Here are some records; copy every line that holds the word "this".
══ Provided entries
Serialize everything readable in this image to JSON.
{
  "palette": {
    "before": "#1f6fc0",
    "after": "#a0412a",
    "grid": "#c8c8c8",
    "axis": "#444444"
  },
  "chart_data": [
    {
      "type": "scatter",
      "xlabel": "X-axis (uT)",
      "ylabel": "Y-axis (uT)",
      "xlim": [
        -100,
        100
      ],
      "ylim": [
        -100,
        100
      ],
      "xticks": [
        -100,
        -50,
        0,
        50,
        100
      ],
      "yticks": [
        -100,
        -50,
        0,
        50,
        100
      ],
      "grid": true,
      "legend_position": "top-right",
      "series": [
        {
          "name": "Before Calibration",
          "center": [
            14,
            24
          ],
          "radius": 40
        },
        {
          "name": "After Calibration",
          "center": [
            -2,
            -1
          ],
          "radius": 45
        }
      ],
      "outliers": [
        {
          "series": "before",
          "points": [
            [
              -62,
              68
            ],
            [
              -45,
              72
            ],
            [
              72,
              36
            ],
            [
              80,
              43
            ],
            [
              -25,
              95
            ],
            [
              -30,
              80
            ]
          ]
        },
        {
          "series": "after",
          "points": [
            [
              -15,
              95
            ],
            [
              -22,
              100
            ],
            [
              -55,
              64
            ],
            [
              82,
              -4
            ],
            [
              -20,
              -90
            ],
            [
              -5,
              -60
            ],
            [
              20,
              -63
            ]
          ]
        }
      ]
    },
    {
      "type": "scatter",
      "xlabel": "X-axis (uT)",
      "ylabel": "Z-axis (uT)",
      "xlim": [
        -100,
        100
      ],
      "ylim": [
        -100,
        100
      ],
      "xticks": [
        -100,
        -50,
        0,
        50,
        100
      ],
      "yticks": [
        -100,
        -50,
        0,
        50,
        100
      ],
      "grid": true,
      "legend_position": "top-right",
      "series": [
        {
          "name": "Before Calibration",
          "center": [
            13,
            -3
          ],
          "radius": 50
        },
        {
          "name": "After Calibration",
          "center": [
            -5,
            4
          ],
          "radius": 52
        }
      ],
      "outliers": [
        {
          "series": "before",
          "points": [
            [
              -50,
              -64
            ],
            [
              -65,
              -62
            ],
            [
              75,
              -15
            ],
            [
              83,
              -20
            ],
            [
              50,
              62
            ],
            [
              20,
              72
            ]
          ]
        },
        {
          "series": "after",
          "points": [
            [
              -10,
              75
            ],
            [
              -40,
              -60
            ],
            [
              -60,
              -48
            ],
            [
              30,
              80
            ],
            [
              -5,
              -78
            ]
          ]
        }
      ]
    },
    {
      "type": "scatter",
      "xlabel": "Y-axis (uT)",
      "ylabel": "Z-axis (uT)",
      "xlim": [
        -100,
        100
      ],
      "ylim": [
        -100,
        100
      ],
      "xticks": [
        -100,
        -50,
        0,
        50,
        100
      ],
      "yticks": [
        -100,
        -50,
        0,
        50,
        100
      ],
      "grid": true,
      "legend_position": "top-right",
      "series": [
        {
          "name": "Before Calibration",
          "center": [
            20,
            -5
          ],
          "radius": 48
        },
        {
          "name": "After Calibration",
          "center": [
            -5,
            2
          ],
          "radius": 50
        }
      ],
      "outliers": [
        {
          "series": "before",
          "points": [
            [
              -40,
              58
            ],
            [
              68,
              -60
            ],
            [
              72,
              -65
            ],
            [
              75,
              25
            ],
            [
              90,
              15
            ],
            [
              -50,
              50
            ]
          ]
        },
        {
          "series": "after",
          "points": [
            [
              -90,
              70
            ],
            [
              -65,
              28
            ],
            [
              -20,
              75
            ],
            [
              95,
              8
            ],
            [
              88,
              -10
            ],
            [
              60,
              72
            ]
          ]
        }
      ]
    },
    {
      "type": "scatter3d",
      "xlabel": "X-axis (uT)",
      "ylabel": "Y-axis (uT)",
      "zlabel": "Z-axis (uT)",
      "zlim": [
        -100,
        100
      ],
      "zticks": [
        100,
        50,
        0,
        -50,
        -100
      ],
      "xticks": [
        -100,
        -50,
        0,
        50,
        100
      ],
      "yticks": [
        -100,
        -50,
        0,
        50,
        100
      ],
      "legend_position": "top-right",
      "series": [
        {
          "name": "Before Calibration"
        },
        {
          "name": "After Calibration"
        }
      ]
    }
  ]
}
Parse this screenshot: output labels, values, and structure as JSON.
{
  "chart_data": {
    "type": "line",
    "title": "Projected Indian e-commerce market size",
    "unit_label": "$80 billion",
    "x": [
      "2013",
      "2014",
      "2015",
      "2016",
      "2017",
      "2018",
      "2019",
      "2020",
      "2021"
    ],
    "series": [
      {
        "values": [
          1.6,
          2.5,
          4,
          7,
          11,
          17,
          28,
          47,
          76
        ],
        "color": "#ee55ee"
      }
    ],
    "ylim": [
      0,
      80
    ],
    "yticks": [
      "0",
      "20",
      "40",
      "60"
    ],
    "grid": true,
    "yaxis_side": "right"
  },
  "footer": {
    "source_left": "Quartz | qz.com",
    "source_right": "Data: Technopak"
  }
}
════
# Output
Serialize everything readable in this image to JSON.
Parse this screenshot: output labels, values, and structure as JSON.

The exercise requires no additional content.